## Given exercise
Images do not belong in the copy. Retype all the entries below exactly.

— Begin —

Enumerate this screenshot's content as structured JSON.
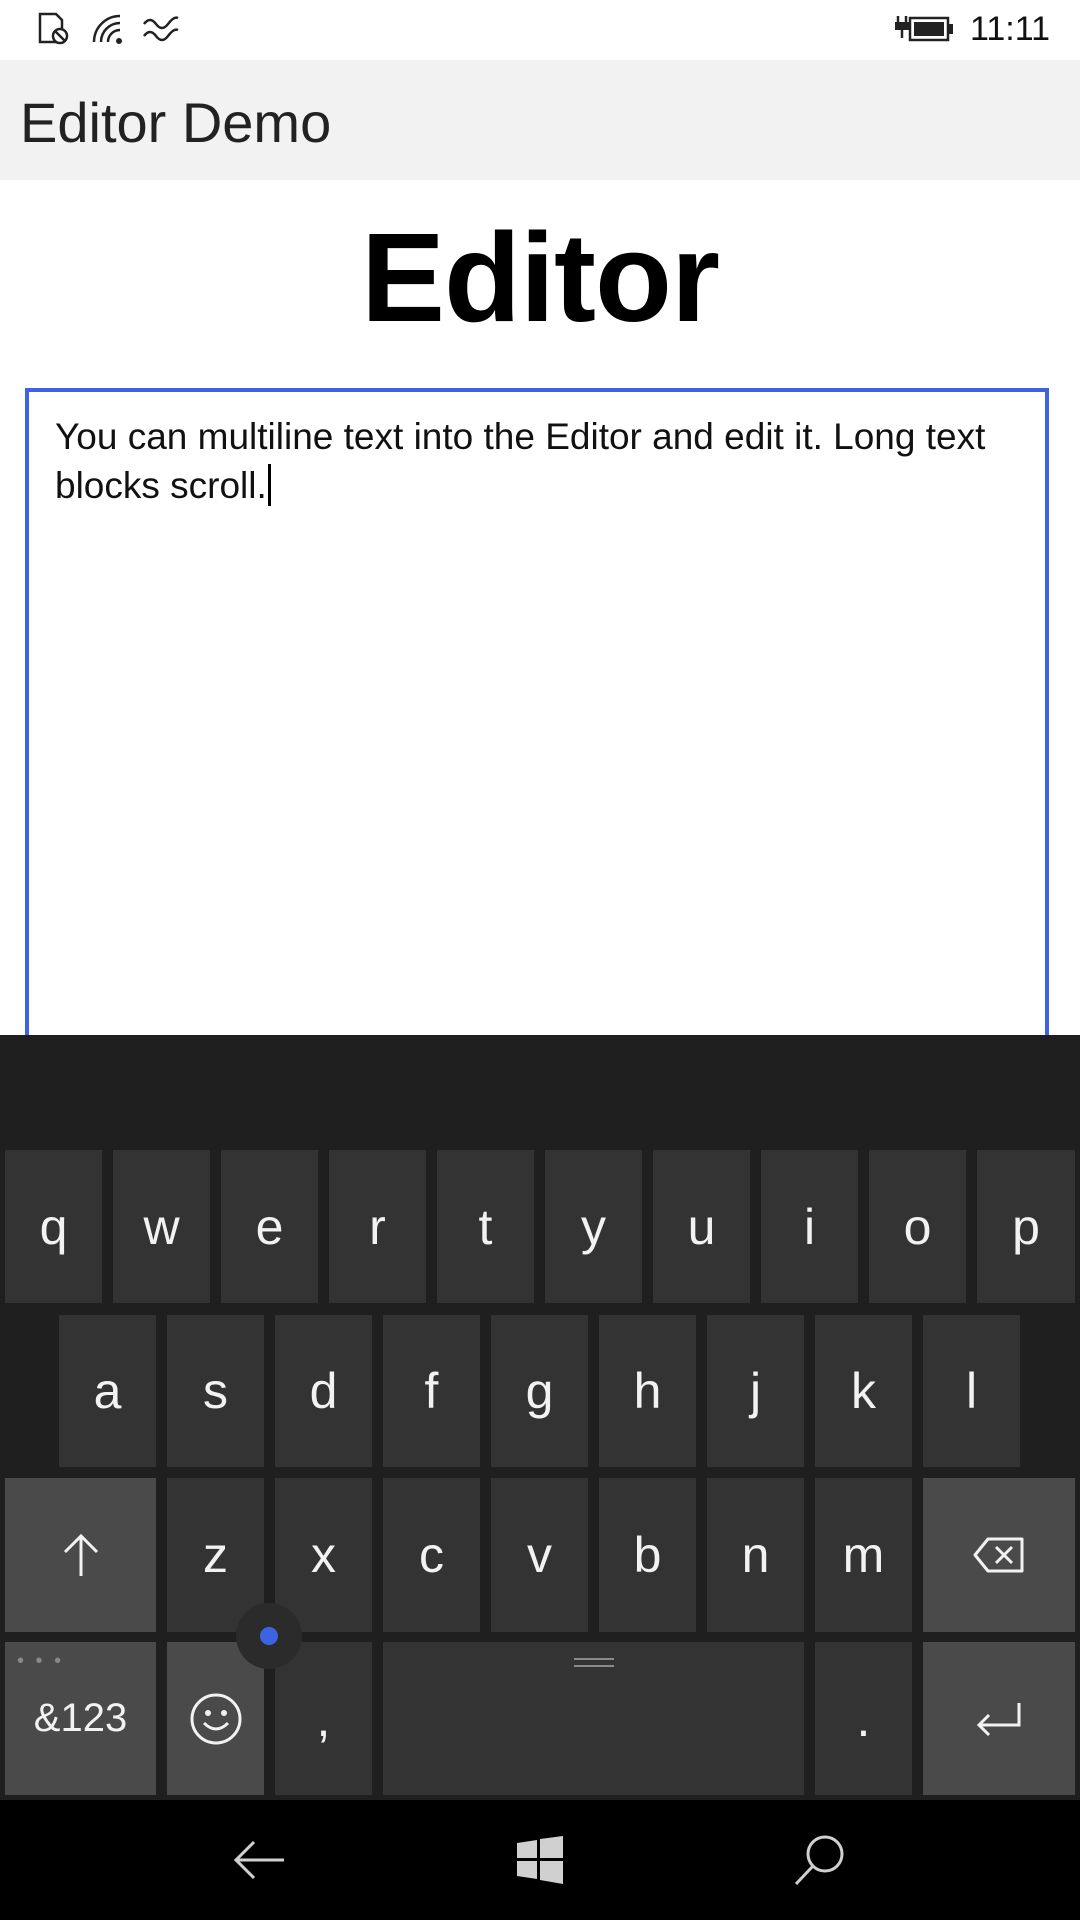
{
  "status_bar": {
    "time": "11:11",
    "icons": [
      "sim-icon",
      "wifi-icon",
      "data-sense-icon",
      "battery-charging-icon"
    ]
  },
  "app": {
    "title": "Editor Demo"
  },
  "page": {
    "heading": "Editor"
  },
  "editor": {
    "text": "You can multiline text into the Editor and edit it. Long text blocks scroll."
  },
  "keyboard": {
    "row1": [
      "q",
      "w",
      "e",
      "r",
      "t",
      "y",
      "u",
      "i",
      "o",
      "p"
    ],
    "row2": [
      "a",
      "s",
      "d",
      "f",
      "g",
      "h",
      "j",
      "k",
      "l"
    ],
    "row3": [
      "z",
      "x",
      "c",
      "v",
      "b",
      "n",
      "m"
    ],
    "symbols_label": "&123",
    "comma_label": ",",
    "period_label": "."
  },
  "colors": {
    "accent": "#3d63e3",
    "keyboard_bg": "#1f1f1f",
    "key_bg": "#333333",
    "func_key_bg": "#4a4a4a"
  }
}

— End —

## Finished task
Enumerate this screenshot's content as structured JSON.
{
  "status_bar": {
    "time": "11:11",
    "icons": [
      "sim-icon",
      "wifi-icon",
      "data-sense-icon",
      "battery-charging-icon"
    ]
  },
  "app": {
    "title": "Editor Demo"
  },
  "page": {
    "heading": "Editor"
  },
  "editor": {
    "text": "You can multiline text into the Editor and edit it. Long text blocks scroll."
  },
  "keyboard": {
    "row1": [
      "q",
      "w",
      "e",
      "r",
      "t",
      "y",
      "u",
      "i",
      "o",
      "p"
    ],
    "row2": [
      "a",
      "s",
      "d",
      "f",
      "g",
      "h",
      "j",
      "k",
      "l"
    ],
    "row3": [
      "z",
      "x",
      "c",
      "v",
      "b",
      "n",
      "m"
    ],
    "symbols_label": "&123",
    "comma_label": ",",
    "period_label": "."
  },
  "colors": {
    "accent": "#3d63e3",
    "keyboard_bg": "#1f1f1f",
    "key_bg": "#333333",
    "func_key_bg": "#4a4a4a"
  }
}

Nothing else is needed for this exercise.